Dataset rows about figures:
====

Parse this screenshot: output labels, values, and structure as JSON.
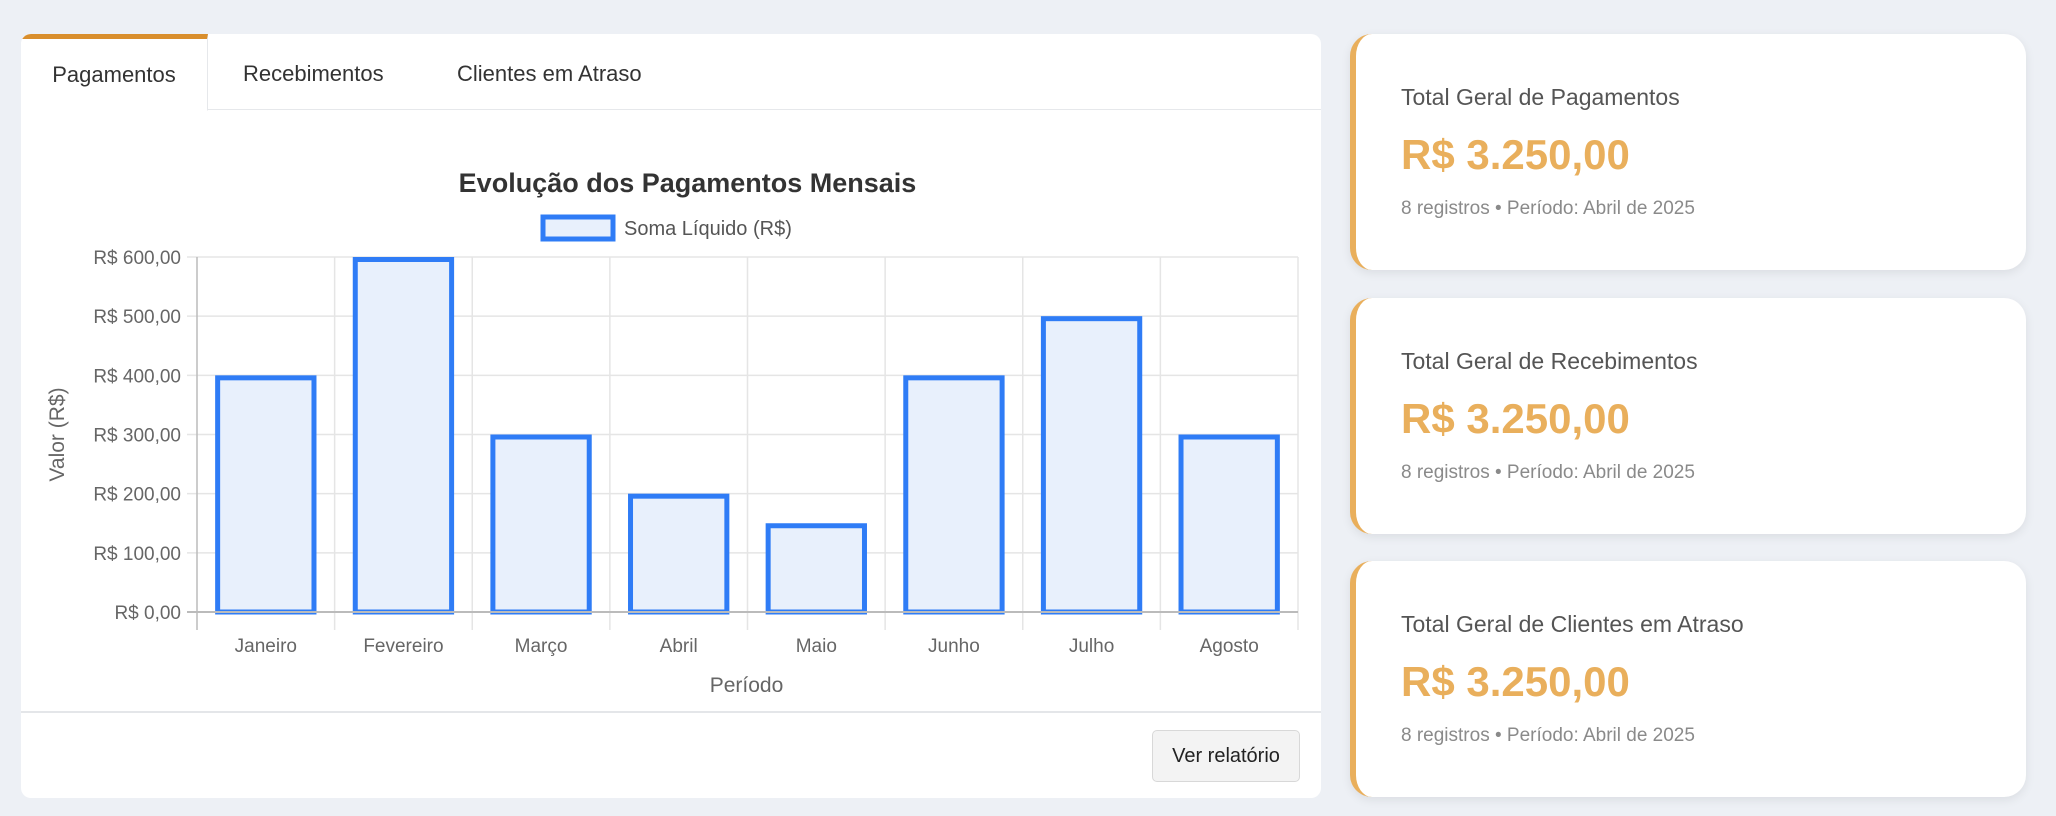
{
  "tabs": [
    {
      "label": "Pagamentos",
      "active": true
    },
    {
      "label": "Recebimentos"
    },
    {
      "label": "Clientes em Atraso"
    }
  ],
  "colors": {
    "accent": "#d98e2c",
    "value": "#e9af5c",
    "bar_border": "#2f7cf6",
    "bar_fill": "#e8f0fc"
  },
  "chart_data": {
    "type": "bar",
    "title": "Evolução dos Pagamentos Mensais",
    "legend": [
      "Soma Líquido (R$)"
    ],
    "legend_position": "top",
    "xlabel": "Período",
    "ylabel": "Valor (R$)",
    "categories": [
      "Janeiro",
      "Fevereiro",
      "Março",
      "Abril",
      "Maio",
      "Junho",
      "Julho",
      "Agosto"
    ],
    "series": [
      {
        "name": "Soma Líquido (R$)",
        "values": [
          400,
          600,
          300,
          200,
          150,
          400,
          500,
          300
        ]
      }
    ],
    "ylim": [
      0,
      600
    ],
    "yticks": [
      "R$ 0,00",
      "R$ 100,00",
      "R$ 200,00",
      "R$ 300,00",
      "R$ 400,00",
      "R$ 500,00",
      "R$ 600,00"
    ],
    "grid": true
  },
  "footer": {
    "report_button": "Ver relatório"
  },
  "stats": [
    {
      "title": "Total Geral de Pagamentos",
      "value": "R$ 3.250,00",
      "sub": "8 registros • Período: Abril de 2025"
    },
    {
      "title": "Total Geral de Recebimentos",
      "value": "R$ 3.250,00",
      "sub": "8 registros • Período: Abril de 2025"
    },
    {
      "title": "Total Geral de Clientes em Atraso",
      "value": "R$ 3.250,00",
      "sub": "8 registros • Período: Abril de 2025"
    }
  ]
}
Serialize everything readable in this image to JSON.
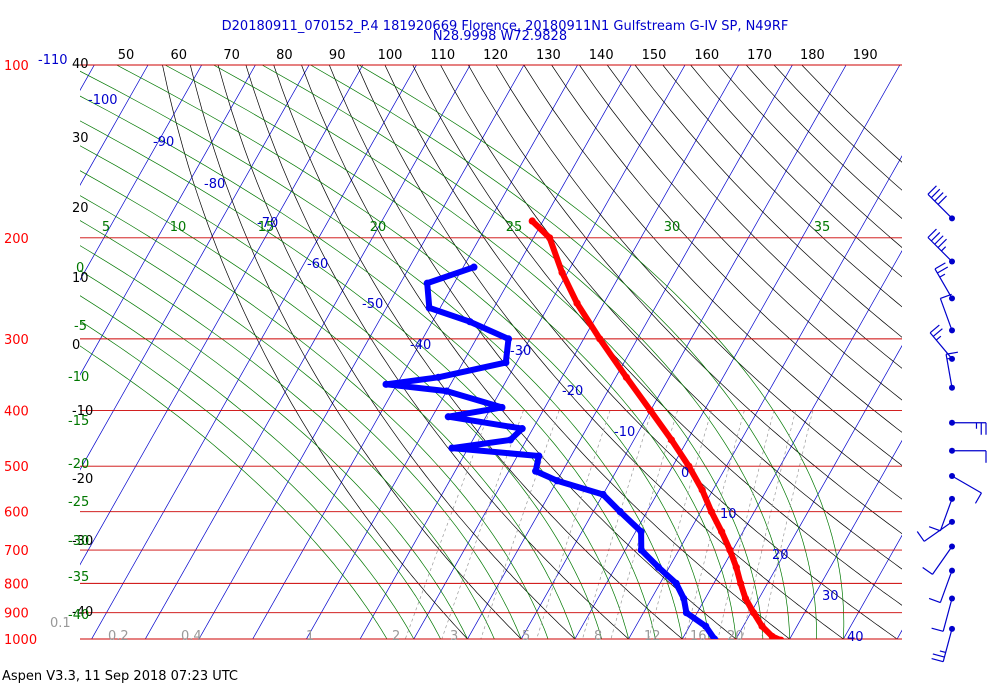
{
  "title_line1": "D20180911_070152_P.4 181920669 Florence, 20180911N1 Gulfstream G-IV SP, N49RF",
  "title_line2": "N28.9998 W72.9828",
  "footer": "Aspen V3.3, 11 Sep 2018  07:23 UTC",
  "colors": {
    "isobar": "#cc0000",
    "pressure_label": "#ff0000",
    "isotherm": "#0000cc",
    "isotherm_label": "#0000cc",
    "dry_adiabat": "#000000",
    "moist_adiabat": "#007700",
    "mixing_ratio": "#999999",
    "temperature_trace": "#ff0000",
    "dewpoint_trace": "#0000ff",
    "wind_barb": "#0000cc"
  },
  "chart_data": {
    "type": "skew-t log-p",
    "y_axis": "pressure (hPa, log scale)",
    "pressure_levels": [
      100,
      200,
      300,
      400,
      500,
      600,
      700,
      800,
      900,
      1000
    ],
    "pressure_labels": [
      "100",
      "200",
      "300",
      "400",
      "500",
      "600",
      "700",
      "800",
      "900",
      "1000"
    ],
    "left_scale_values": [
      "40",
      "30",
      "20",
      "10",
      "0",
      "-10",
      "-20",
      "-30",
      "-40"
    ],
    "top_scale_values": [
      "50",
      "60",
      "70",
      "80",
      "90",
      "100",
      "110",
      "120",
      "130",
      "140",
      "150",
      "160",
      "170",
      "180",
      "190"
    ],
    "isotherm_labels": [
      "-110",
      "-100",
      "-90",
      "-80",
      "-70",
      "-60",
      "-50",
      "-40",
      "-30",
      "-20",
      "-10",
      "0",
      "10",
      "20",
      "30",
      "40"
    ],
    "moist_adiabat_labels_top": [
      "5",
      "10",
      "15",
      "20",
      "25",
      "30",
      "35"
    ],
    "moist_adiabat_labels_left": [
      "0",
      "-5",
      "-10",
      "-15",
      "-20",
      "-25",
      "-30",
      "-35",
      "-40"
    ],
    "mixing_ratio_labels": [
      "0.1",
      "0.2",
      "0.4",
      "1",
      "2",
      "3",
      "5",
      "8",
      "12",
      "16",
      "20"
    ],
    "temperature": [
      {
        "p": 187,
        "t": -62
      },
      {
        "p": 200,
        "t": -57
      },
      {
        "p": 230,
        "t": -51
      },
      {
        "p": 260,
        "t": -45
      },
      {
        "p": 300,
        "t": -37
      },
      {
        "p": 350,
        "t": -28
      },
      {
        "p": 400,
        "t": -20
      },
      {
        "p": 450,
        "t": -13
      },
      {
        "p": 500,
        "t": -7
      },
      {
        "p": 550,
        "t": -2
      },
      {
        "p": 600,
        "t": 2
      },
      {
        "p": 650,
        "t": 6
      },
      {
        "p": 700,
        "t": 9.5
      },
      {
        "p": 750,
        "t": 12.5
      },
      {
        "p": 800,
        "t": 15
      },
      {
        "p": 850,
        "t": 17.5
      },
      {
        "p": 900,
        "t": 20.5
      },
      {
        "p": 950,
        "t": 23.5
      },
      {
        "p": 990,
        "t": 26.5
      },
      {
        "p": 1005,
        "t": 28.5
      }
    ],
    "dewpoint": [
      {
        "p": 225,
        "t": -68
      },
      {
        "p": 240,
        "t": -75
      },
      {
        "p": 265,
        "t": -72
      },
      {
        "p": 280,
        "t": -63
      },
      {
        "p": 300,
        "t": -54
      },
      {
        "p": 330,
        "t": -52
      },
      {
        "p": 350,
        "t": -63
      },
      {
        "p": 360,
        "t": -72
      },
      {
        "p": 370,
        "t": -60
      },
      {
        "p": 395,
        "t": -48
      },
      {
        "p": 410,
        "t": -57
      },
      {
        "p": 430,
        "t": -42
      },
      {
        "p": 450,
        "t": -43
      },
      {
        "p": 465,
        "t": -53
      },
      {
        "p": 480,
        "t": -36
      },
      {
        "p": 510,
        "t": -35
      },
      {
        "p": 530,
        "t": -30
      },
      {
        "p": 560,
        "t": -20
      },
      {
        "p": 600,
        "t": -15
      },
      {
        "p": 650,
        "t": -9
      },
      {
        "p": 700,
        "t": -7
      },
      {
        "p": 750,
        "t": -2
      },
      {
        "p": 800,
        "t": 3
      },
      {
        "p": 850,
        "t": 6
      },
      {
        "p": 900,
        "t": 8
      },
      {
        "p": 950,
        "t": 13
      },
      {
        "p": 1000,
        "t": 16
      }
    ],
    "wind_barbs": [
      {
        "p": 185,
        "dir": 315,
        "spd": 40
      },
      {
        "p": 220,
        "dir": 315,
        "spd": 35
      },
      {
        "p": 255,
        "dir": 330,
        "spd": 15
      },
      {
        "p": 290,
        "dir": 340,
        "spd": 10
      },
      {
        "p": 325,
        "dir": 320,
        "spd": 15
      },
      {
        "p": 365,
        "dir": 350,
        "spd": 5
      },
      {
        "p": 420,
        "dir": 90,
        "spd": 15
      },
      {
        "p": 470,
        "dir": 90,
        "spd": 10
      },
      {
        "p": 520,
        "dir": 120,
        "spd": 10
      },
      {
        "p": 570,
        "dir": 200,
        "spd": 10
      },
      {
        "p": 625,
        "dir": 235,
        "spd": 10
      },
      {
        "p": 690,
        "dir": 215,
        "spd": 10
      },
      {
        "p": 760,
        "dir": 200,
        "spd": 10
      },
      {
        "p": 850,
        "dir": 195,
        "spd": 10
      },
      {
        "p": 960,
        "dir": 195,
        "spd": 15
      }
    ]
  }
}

====

▶ _To be done_
Pictures are excluded; copy every other part of the records exactly.

▶ _In response_
Parse this screenshot: output labels, values, and structure as JSON.
{
  "tabs": [
    {
      "label": "Pagamentos",
      "active": true
    },
    {
      "label": "Recebimentos"
    },
    {
      "label": "Clientes em Atraso"
    }
  ],
  "colors": {
    "accent": "#d98e2c",
    "value": "#e9af5c",
    "bar_border": "#2f7cf6",
    "bar_fill": "#e8f0fc"
  },
  "chart_data": {
    "type": "bar",
    "title": "Evolução dos Pagamentos Mensais",
    "legend": [
      "Soma Líquido (R$)"
    ],
    "legend_position": "top",
    "xlabel": "Período",
    "ylabel": "Valor (R$)",
    "categories": [
      "Janeiro",
      "Fevereiro",
      "Março",
      "Abril",
      "Maio",
      "Junho",
      "Julho",
      "Agosto"
    ],
    "series": [
      {
        "name": "Soma Líquido (R$)",
        "values": [
          400,
          600,
          300,
          200,
          150,
          400,
          500,
          300
        ]
      }
    ],
    "ylim": [
      0,
      600
    ],
    "yticks": [
      "R$ 0,00",
      "R$ 100,00",
      "R$ 200,00",
      "R$ 300,00",
      "R$ 400,00",
      "R$ 500,00",
      "R$ 600,00"
    ],
    "grid": true
  },
  "footer": {
    "report_button": "Ver relatório"
  },
  "stats": [
    {
      "title": "Total Geral de Pagamentos",
      "value": "R$ 3.250,00",
      "sub": "8 registros • Período: Abril de 2025"
    },
    {
      "title": "Total Geral de Recebimentos",
      "value": "R$ 3.250,00",
      "sub": "8 registros • Período: Abril de 2025"
    },
    {
      "title": "Total Geral de Clientes em Atraso",
      "value": "R$ 3.250,00",
      "sub": "8 registros • Período: Abril de 2025"
    }
  ]
}
Serialize everything readable in this image to JSON.
{
  "title_line1": "D20180911_070152_P.4 181920669 Florence, 20180911N1 Gulfstream G-IV SP, N49RF",
  "title_line2": "N28.9998 W72.9828",
  "footer": "Aspen V3.3, 11 Sep 2018  07:23 UTC",
  "colors": {
    "isobar": "#cc0000",
    "pressure_label": "#ff0000",
    "isotherm": "#0000cc",
    "isotherm_label": "#0000cc",
    "dry_adiabat": "#000000",
    "moist_adiabat": "#007700",
    "mixing_ratio": "#999999",
    "temperature_trace": "#ff0000",
    "dewpoint_trace": "#0000ff",
    "wind_barb": "#0000cc"
  },
  "chart_data": {
    "type": "skew-t log-p",
    "y_axis": "pressure (hPa, log scale)",
    "pressure_levels": [
      100,
      200,
      300,
      400,
      500,
      600,
      700,
      800,
      900,
      1000
    ],
    "pressure_labels": [
      "100",
      "200",
      "300",
      "400",
      "500",
      "600",
      "700",
      "800",
      "900",
      "1000"
    ],
    "left_scale_values": [
      "40",
      "30",
      "20",
      "10",
      "0",
      "-10",
      "-20",
      "-30",
      "-40"
    ],
    "top_scale_values": [
      "50",
      "60",
      "70",
      "80",
      "90",
      "100",
      "110",
      "120",
      "130",
      "140",
      "150",
      "160",
      "170",
      "180",
      "190"
    ],
    "isotherm_labels": [
      "-110",
      "-100",
      "-90",
      "-80",
      "-70",
      "-60",
      "-50",
      "-40",
      "-30",
      "-20",
      "-10",
      "0",
      "10",
      "20",
      "30",
      "40"
    ],
    "moist_adiabat_labels_top": [
      "5",
      "10",
      "15",
      "20",
      "25",
      "30",
      "35"
    ],
    "moist_adiabat_labels_left": [
      "0",
      "-5",
      "-10",
      "-15",
      "-20",
      "-25",
      "-30",
      "-35",
      "-40"
    ],
    "mixing_ratio_labels": [
      "0.1",
      "0.2",
      "0.4",
      "1",
      "2",
      "3",
      "5",
      "8",
      "12",
      "16",
      "20"
    ],
    "temperature": [
      {
        "p": 187,
        "t": -62
      },
      {
        "p": 200,
        "t": -57
      },
      {
        "p": 230,
        "t": -51
      },
      {
        "p": 260,
        "t": -45
      },
      {
        "p": 300,
        "t": -37
      },
      {
        "p": 350,
        "t": -28
      },
      {
        "p": 400,
        "t": -20
      },
      {
        "p": 450,
        "t": -13
      },
      {
        "p": 500,
        "t": -7
      },
      {
        "p": 550,
        "t": -2
      },
      {
        "p": 600,
        "t": 2
      },
      {
        "p": 650,
        "t": 6
      },
      {
        "p": 700,
        "t": 9.5
      },
      {
        "p": 750,
        "t": 12.5
      },
      {
        "p": 800,
        "t": 15
      },
      {
        "p": 850,
        "t": 17.5
      },
      {
        "p": 900,
        "t": 20.5
      },
      {
        "p": 950,
        "t": 23.5
      },
      {
        "p": 990,
        "t": 26.5
      },
      {
        "p": 1005,
        "t": 28.5
      }
    ],
    "dewpoint": [
      {
        "p": 225,
        "t": -68
      },
      {
        "p": 240,
        "t": -75
      },
      {
        "p": 265,
        "t": -72
      },
      {
        "p": 280,
        "t": -63
      },
      {
        "p": 300,
        "t": -54
      },
      {
        "p": 330,
        "t": -52
      },
      {
        "p": 350,
        "t": -63
      },
      {
        "p": 360,
        "t": -72
      },
      {
        "p": 370,
        "t": -60
      },
      {
        "p": 395,
        "t": -48
      },
      {
        "p": 410,
        "t": -57
      },
      {
        "p": 430,
        "t": -42
      },
      {
        "p": 450,
        "t": -43
      },
      {
        "p": 465,
        "t": -53
      },
      {
        "p": 480,
        "t": -36
      },
      {
        "p": 510,
        "t": -35
      },
      {
        "p": 530,
        "t": -30
      },
      {
        "p": 560,
        "t": -20
      },
      {
        "p": 600,
        "t": -15
      },
      {
        "p": 650,
        "t": -9
      },
      {
        "p": 700,
        "t": -7
      },
      {
        "p": 750,
        "t": -2
      },
      {
        "p": 800,
        "t": 3
      },
      {
        "p": 850,
        "t": 6
      },
      {
        "p": 900,
        "t": 8
      },
      {
        "p": 950,
        "t": 13
      },
      {
        "p": 1000,
        "t": 16
      }
    ],
    "wind_barbs": [
      {
        "p": 185,
        "dir": 315,
        "spd": 40
      },
      {
        "p": 220,
        "dir": 315,
        "spd": 35
      },
      {
        "p": 255,
        "dir": 330,
        "spd": 15
      },
      {
        "p": 290,
        "dir": 340,
        "spd": 10
      },
      {
        "p": 325,
        "dir": 320,
        "spd": 15
      },
      {
        "p": 365,
        "dir": 350,
        "spd": 5
      },
      {
        "p": 420,
        "dir": 90,
        "spd": 15
      },
      {
        "p": 470,
        "dir": 90,
        "spd": 10
      },
      {
        "p": 520,
        "dir": 120,
        "spd": 10
      },
      {
        "p": 570,
        "dir": 200,
        "spd": 10
      },
      {
        "p": 625,
        "dir": 235,
        "spd": 10
      },
      {
        "p": 690,
        "dir": 215,
        "spd": 10
      },
      {
        "p": 760,
        "dir": 200,
        "spd": 10
      },
      {
        "p": 850,
        "dir": 195,
        "spd": 10
      },
      {
        "p": 960,
        "dir": 195,
        "spd": 15
      }
    ]
  }
}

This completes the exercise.